* Exercise directions: Repeat all the records exactly, omitting pictures.

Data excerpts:
----

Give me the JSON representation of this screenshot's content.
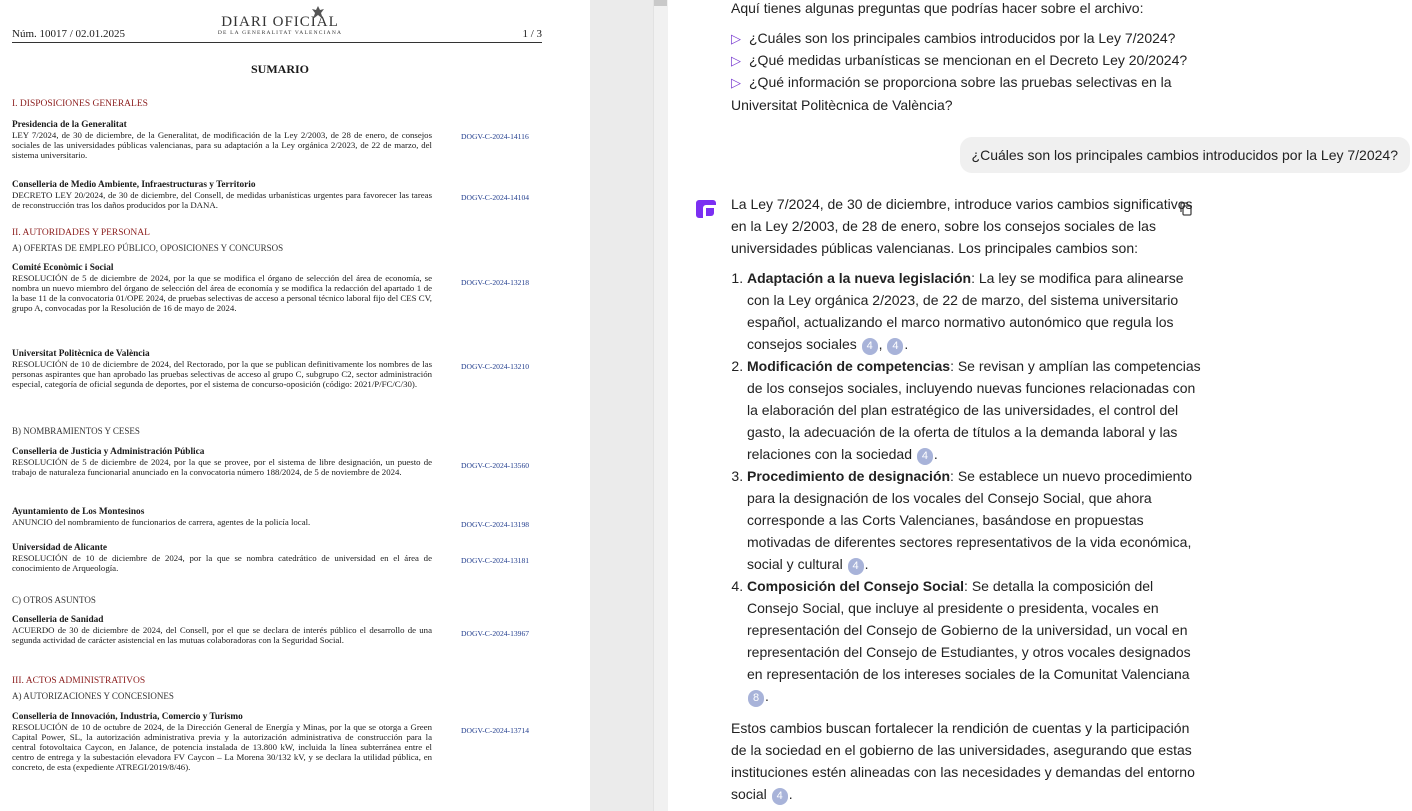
{
  "pdf": {
    "issue": "Núm. 10017 / 02.01.2025",
    "logo_main": "DIARI OFICIAL",
    "logo_sub": "DE LA GENERALITAT VALENCIANA",
    "page": "1 / 3",
    "sumario": "SUMARIO",
    "sections": {
      "s1": "I. DISPOSICIONES GENERALES",
      "s2": "II. AUTORIDADES Y PERSONAL",
      "s2a": "A) OFERTAS DE EMPLEO PÚBLICO, OPOSICIONES Y CONCURSOS",
      "s2b": "B) NOMBRAMIENTOS Y CESES",
      "s2c": "C) OTROS ASUNTOS",
      "s3": "III. ACTOS ADMINISTRATIVOS",
      "s3a": "A) AUTORIZACIONES Y CONCESIONES"
    },
    "entries": [
      {
        "title": "Presidencia de la Generalitat",
        "text": "LEY 7/2024, de 30 de diciembre, de la Generalitat, de modificación de la Ley 2/2003, de 28 de enero, de consejos sociales de las universidades públicas valencianas, para su adaptación a la Ley orgánica 2/2023, de 22 de marzo, del sistema universitario.",
        "code": "DOGV-C-2024-14116"
      },
      {
        "title": "Conselleria de Medio Ambiente, Infraestructuras y Territorio",
        "text": "DECRETO LEY 20/2024, de 30 de diciembre, del Consell, de medidas urbanísticas urgentes para favorecer las tareas de reconstrucción tras los daños producidos por la DANA.",
        "code": "DOGV-C-2024-14104"
      },
      {
        "title": "Comité Econòmic i Social",
        "text": "RESOLUCIÓN de 5 de diciembre de 2024, por la que se modifica el órgano de selección del área de economía, se nombra un nuevo miembro del órgano de selección del área de economía y se modifica la redacción del apartado 1 de la base 11 de la convocatoria 01/OPE 2024, de pruebas selectivas de acceso a personal técnico laboral fijo del CES CV, grupo A, convocadas por la Resolución de 16 de mayo de 2024.",
        "code": "DOGV-C-2024-13218"
      },
      {
        "title": "Universitat Politècnica de València",
        "text": "RESOLUCIÓN de 10 de diciembre de 2024, del Rectorado, por la que se publican definitivamente los nombres de las personas aspirantes que han aprobado las pruebas selectivas de acceso al grupo C, subgrupo C2, sector administración especial, categoría de oficial segunda de deportes, por el sistema de concurso-oposición (código: 2021/P/FC/C/30).",
        "code": "DOGV-C-2024-13210"
      },
      {
        "title": "Conselleria de Justicia y Administración Pública",
        "text": "RESOLUCIÓN de 5 de diciembre de 2024, por la que se provee, por el sistema de libre designación, un puesto de trabajo de naturaleza funcionarial anunciado en la convocatoria número 188/2024, de 5 de noviembre de 2024.",
        "code": "DOGV-C-2024-13560"
      },
      {
        "title": "Ayuntamiento de Los Montesinos",
        "text": "ANUNCIO del nombramiento de funcionarios de carrera, agentes de la policía local.",
        "code": "DOGV-C-2024-13198"
      },
      {
        "title": "Universidad de Alicante",
        "text": "RESOLUCIÓN de 10 de diciembre de 2024, por la que se nombra catedrático de universidad en el área de conocimiento de Arqueología.",
        "code": "DOGV-C-2024-13181"
      },
      {
        "title": "Conselleria de Sanidad",
        "text": "ACUERDO de 30 de diciembre de 2024, del Consell, por el que se declara de interés público el desarrollo de una segunda actividad de carácter asistencial en las mutuas colaboradoras con la Seguridad Social.",
        "code": "DOGV-C-2024-13967"
      },
      {
        "title": "Conselleria de Innovación, Industria, Comercio y Turismo",
        "text": "RESOLUCIÓN de 10 de octubre de 2024, de la Dirección General de Energía y Minas, por la que se otorga a Green Capital Power, SL, la autorización administrativa previa y la autorización administrativa de construcción para la central fotovoltaica Caycon, en Jalance, de potencia instalada de 13.800 kW, incluida la línea subterránea entre el centro de entrega y la subestación elevadora FV Caycon – La Morena 30/132 kV, y se declara la utilidad pública, en concreto, de esta (expediente ATREGI/2019/8/46).",
        "code": "DOGV-C-2024-13714"
      }
    ]
  },
  "chat": {
    "intro": "Aquí tienes algunas preguntas que podrías hacer sobre el archivo:",
    "questions": [
      "¿Cuáles son los principales cambios introducidos por la Ley 7/2024?",
      "¿Qué medidas urbanísticas se mencionan en el Decreto Ley 20/2024?",
      "¿Qué información se proporciona sobre las pruebas selectivas en la Universitat Politècnica de València?"
    ],
    "user_message": "¿Cuáles son los principales cambios introducidos por la Ley 7/2024?",
    "answer": {
      "intro": "La Ley 7/2024, de 30 de diciembre, introduce varios cambios significativos en la Ley 2/2003, de 28 de enero, sobre los consejos sociales de las universidades públicas valencianas. Los principales cambios son:",
      "items": [
        {
          "title": "Adaptación a la nueva legislación",
          "text": ": La ley se modifica para alinearse con la Ley orgánica 2/2023, de 22 de marzo, del sistema universitario español, actualizando el marco normativo autonómico que regula los consejos sociales",
          "cites": [
            "4",
            "4"
          ]
        },
        {
          "title": "Modificación de competencias",
          "text": ": Se revisan y amplían las competencias de los consejos sociales, incluyendo nuevas funciones relacionadas con la elaboración del plan estratégico de las universidades, el control del gasto, la adecuación de la oferta de títulos a la demanda laboral y las relaciones con la sociedad",
          "cites": [
            "4"
          ]
        },
        {
          "title": "Procedimiento de designación",
          "text": ": Se establece un nuevo procedimiento para la designación de los vocales del Consejo Social, que ahora corresponde a las Corts Valencianes, basándose en propuestas motivadas de diferentes sectores representativos de la vida económica, social y cultural",
          "cites": [
            "4"
          ]
        },
        {
          "title": "Composición del Consejo Social",
          "text": ": Se detalla la composición del Consejo Social, que incluye al presidente o presidenta, vocales en representación del Consejo de Gobierno de la universidad, un vocal en representación del Consejo de Estudiantes, y otros vocales designados en representación de los intereses sociales de la Comunitat Valenciana",
          "cites": [
            "8"
          ]
        }
      ],
      "outro": "Estos cambios buscan fortalecer la rendición de cuentas y la participación de la sociedad en el gobierno de las universidades, asegurando que estas instituciones estén alineadas con las necesidades y demandas del entorno social",
      "outro_cites": [
        "4"
      ]
    },
    "icons": {
      "question": "arrow-icon",
      "avatar": "assistant-logo-icon",
      "copy": "copy-icon"
    },
    "colors": {
      "accent": "#7b3fd1",
      "cite": "#a8b3d9",
      "bubble": "#f0f0f0",
      "pdf_section": "#8b1d1d",
      "pdf_code": "#1f3b8c"
    }
  }
}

----

* Reply:
Give me the JSON representation of this screenshot's content.
{
  "pdf": {
    "issue": "Núm. 10017 / 02.01.2025",
    "logo_main": "DIARI OFICIAL",
    "logo_sub": "DE LA GENERALITAT VALENCIANA",
    "page": "1 / 3",
    "sumario": "SUMARIO",
    "sections": {
      "s1": "I. DISPOSICIONES GENERALES",
      "s2": "II. AUTORIDADES Y PERSONAL",
      "s2a": "A) OFERTAS DE EMPLEO PÚBLICO, OPOSICIONES Y CONCURSOS",
      "s2b": "B) NOMBRAMIENTOS Y CESES",
      "s2c": "C) OTROS ASUNTOS",
      "s3": "III. ACTOS ADMINISTRATIVOS",
      "s3a": "A) AUTORIZACIONES Y CONCESIONES"
    },
    "entries": [
      {
        "title": "Presidencia de la Generalitat",
        "text": "LEY 7/2024, de 30 de diciembre, de la Generalitat, de modificación de la Ley 2/2003, de 28 de enero, de consejos sociales de las universidades públicas valencianas, para su adaptación a la Ley orgánica 2/2023, de 22 de marzo, del sistema universitario.",
        "code": "DOGV-C-2024-14116"
      },
      {
        "title": "Conselleria de Medio Ambiente, Infraestructuras y Territorio",
        "text": "DECRETO LEY 20/2024, de 30 de diciembre, del Consell, de medidas urbanísticas urgentes para favorecer las tareas de reconstrucción tras los daños producidos por la DANA.",
        "code": "DOGV-C-2024-14104"
      },
      {
        "title": "Comité Econòmic i Social",
        "text": "RESOLUCIÓN de 5 de diciembre de 2024, por la que se modifica el órgano de selección del área de economía, se nombra un nuevo miembro del órgano de selección del área de economía y se modifica la redacción del apartado 1 de la base 11 de la convocatoria 01/OPE 2024, de pruebas selectivas de acceso a personal técnico laboral fijo del CES CV, grupo A, convocadas por la Resolución de 16 de mayo de 2024.",
        "code": "DOGV-C-2024-13218"
      },
      {
        "title": "Universitat Politècnica de València",
        "text": "RESOLUCIÓN de 10 de diciembre de 2024, del Rectorado, por la que se publican definitivamente los nombres de las personas aspirantes que han aprobado las pruebas selectivas de acceso al grupo C, subgrupo C2, sector administración especial, categoría de oficial segunda de deportes, por el sistema de concurso-oposición (código: 2021/P/FC/C/30).",
        "code": "DOGV-C-2024-13210"
      },
      {
        "title": "Conselleria de Justicia y Administración Pública",
        "text": "RESOLUCIÓN de 5 de diciembre de 2024, por la que se provee, por el sistema de libre designación, un puesto de trabajo de naturaleza funcionarial anunciado en la convocatoria número 188/2024, de 5 de noviembre de 2024.",
        "code": "DOGV-C-2024-13560"
      },
      {
        "title": "Ayuntamiento de Los Montesinos",
        "text": "ANUNCIO del nombramiento de funcionarios de carrera, agentes de la policía local.",
        "code": "DOGV-C-2024-13198"
      },
      {
        "title": "Universidad de Alicante",
        "text": "RESOLUCIÓN de 10 de diciembre de 2024, por la que se nombra catedrático de universidad en el área de conocimiento de Arqueología.",
        "code": "DOGV-C-2024-13181"
      },
      {
        "title": "Conselleria de Sanidad",
        "text": "ACUERDO de 30 de diciembre de 2024, del Consell, por el que se declara de interés público el desarrollo de una segunda actividad de carácter asistencial en las mutuas colaboradoras con la Seguridad Social.",
        "code": "DOGV-C-2024-13967"
      },
      {
        "title": "Conselleria de Innovación, Industria, Comercio y Turismo",
        "text": "RESOLUCIÓN de 10 de octubre de 2024, de la Dirección General de Energía y Minas, por la que se otorga a Green Capital Power, SL, la autorización administrativa previa y la autorización administrativa de construcción para la central fotovoltaica Caycon, en Jalance, de potencia instalada de 13.800 kW, incluida la línea subterránea entre el centro de entrega y la subestación elevadora FV Caycon – La Morena 30/132 kV, y se declara la utilidad pública, en concreto, de esta (expediente ATREGI/2019/8/46).",
        "code": "DOGV-C-2024-13714"
      }
    ]
  },
  "chat": {
    "intro": "Aquí tienes algunas preguntas que podrías hacer sobre el archivo:",
    "questions": [
      "¿Cuáles son los principales cambios introducidos por la Ley 7/2024?",
      "¿Qué medidas urbanísticas se mencionan en el Decreto Ley 20/2024?",
      "¿Qué información se proporciona sobre las pruebas selectivas en la Universitat Politècnica de València?"
    ],
    "user_message": "¿Cuáles son los principales cambios introducidos por la Ley 7/2024?",
    "answer": {
      "intro": "La Ley 7/2024, de 30 de diciembre, introduce varios cambios significativos en la Ley 2/2003, de 28 de enero, sobre los consejos sociales de las universidades públicas valencianas. Los principales cambios son:",
      "items": [
        {
          "title": "Adaptación a la nueva legislación",
          "text": ": La ley se modifica para alinearse con la Ley orgánica 2/2023, de 22 de marzo, del sistema universitario español, actualizando el marco normativo autonómico que regula los consejos sociales",
          "cites": [
            "4",
            "4"
          ]
        },
        {
          "title": "Modificación de competencias",
          "text": ": Se revisan y amplían las competencias de los consejos sociales, incluyendo nuevas funciones relacionadas con la elaboración del plan estratégico de las universidades, el control del gasto, la adecuación de la oferta de títulos a la demanda laboral y las relaciones con la sociedad",
          "cites": [
            "4"
          ]
        },
        {
          "title": "Procedimiento de designación",
          "text": ": Se establece un nuevo procedimiento para la designación de los vocales del Consejo Social, que ahora corresponde a las Corts Valencianes, basándose en propuestas motivadas de diferentes sectores representativos de la vida económica, social y cultural",
          "cites": [
            "4"
          ]
        },
        {
          "title": "Composición del Consejo Social",
          "text": ": Se detalla la composición del Consejo Social, que incluye al presidente o presidenta, vocales en representación del Consejo de Gobierno de la universidad, un vocal en representación del Consejo de Estudiantes, y otros vocales designados en representación de los intereses sociales de la Comunitat Valenciana",
          "cites": [
            "8"
          ]
        }
      ],
      "outro": "Estos cambios buscan fortalecer la rendición de cuentas y la participación de la sociedad en el gobierno de las universidades, asegurando que estas instituciones estén alineadas con las necesidades y demandas del entorno social",
      "outro_cites": [
        "4"
      ]
    },
    "icons": {
      "question": "arrow-icon",
      "avatar": "assistant-logo-icon",
      "copy": "copy-icon"
    },
    "colors": {
      "accent": "#7b3fd1",
      "cite": "#a8b3d9",
      "bubble": "#f0f0f0",
      "pdf_section": "#8b1d1d",
      "pdf_code": "#1f3b8c"
    }
  }
}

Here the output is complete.